* [Data to use]

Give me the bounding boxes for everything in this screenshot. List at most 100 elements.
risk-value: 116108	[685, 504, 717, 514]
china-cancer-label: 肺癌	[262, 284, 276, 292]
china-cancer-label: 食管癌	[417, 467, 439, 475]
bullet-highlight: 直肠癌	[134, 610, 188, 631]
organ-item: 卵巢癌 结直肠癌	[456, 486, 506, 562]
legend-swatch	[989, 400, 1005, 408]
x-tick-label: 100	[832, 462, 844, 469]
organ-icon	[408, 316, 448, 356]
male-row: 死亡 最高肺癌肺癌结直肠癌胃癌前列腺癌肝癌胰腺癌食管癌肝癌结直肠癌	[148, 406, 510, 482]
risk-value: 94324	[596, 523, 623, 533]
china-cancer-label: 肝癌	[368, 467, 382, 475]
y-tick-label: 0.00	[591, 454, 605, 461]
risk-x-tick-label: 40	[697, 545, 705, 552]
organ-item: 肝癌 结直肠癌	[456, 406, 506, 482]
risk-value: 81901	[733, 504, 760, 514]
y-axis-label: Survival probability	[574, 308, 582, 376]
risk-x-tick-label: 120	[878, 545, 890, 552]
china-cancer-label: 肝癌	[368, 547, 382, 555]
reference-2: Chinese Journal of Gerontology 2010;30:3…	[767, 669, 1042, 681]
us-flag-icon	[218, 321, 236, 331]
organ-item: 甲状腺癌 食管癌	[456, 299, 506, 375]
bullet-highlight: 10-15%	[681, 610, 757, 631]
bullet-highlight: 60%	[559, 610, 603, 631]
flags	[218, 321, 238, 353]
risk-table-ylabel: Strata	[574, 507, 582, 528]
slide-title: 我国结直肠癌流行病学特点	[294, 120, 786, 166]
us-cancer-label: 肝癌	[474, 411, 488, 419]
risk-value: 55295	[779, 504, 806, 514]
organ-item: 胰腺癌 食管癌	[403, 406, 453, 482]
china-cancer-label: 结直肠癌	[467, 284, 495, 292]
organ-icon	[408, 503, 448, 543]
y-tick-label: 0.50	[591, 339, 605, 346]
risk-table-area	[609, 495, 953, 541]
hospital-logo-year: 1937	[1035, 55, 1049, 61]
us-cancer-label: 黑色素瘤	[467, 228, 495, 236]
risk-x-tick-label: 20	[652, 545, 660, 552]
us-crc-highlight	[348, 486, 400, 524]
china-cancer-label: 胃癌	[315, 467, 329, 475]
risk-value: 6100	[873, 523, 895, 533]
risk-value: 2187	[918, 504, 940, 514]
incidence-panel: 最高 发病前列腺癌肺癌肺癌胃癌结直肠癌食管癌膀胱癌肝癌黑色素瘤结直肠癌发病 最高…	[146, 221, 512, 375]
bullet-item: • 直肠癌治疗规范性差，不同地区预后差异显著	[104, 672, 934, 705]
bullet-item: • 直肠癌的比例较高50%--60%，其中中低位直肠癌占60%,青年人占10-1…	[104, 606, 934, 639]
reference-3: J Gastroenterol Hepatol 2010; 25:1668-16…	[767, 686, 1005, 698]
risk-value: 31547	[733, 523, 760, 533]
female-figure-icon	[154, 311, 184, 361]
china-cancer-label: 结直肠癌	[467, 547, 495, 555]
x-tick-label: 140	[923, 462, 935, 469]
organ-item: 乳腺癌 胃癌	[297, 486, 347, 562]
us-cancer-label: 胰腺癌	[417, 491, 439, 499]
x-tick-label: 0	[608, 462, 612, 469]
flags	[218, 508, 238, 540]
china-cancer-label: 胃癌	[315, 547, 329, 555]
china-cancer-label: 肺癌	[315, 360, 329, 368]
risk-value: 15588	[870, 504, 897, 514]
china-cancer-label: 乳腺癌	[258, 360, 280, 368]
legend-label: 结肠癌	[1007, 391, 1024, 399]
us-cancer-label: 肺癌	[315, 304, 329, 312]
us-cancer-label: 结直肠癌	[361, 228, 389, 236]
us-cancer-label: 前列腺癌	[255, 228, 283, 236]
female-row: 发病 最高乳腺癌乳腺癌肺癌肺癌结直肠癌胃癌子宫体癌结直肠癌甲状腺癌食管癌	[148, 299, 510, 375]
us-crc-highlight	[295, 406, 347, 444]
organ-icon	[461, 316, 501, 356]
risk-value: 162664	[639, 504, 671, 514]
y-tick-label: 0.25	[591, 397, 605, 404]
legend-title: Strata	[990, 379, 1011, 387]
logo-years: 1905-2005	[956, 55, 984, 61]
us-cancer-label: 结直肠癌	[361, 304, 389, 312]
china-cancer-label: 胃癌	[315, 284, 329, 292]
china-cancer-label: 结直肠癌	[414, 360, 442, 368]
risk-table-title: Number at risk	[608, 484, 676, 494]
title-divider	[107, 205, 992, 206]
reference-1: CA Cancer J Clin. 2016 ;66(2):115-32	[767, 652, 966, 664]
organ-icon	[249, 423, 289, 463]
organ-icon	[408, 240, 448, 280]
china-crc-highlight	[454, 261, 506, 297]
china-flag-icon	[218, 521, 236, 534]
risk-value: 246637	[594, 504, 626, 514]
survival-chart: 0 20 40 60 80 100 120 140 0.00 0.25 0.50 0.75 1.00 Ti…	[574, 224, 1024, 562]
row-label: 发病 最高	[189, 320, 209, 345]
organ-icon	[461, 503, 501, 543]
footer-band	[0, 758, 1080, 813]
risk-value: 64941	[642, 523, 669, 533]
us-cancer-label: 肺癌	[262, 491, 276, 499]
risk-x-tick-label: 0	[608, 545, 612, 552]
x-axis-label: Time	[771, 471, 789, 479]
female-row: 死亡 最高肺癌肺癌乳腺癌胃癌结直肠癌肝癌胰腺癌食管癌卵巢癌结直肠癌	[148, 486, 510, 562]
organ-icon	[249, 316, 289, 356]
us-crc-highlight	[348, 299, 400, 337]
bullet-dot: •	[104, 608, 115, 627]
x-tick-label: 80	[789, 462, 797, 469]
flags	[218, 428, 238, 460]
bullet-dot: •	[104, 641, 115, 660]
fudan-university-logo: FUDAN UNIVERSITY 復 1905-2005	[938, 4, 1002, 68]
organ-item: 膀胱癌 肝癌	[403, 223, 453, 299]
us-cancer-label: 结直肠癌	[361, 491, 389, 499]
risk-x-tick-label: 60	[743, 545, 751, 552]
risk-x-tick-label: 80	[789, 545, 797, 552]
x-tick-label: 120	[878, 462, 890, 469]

* [The task] Could you copy out, verbatim, the data from the first line up to and including the line that contains "523, 623, 533]"?

* [Problem solution]
Give me the bounding boxes for everything in this screenshot. List at most 100 elements.
risk-value: 116108	[685, 504, 717, 514]
china-cancer-label: 肺癌	[262, 284, 276, 292]
china-cancer-label: 食管癌	[417, 467, 439, 475]
bullet-highlight: 直肠癌	[134, 610, 188, 631]
organ-item: 卵巢癌 结直肠癌	[456, 486, 506, 562]
legend-swatch	[989, 400, 1005, 408]
x-tick-label: 100	[832, 462, 844, 469]
organ-icon	[408, 316, 448, 356]
male-row: 死亡 最高肺癌肺癌结直肠癌胃癌前列腺癌肝癌胰腺癌食管癌肝癌结直肠癌	[148, 406, 510, 482]
risk-value: 94324	[596, 523, 623, 533]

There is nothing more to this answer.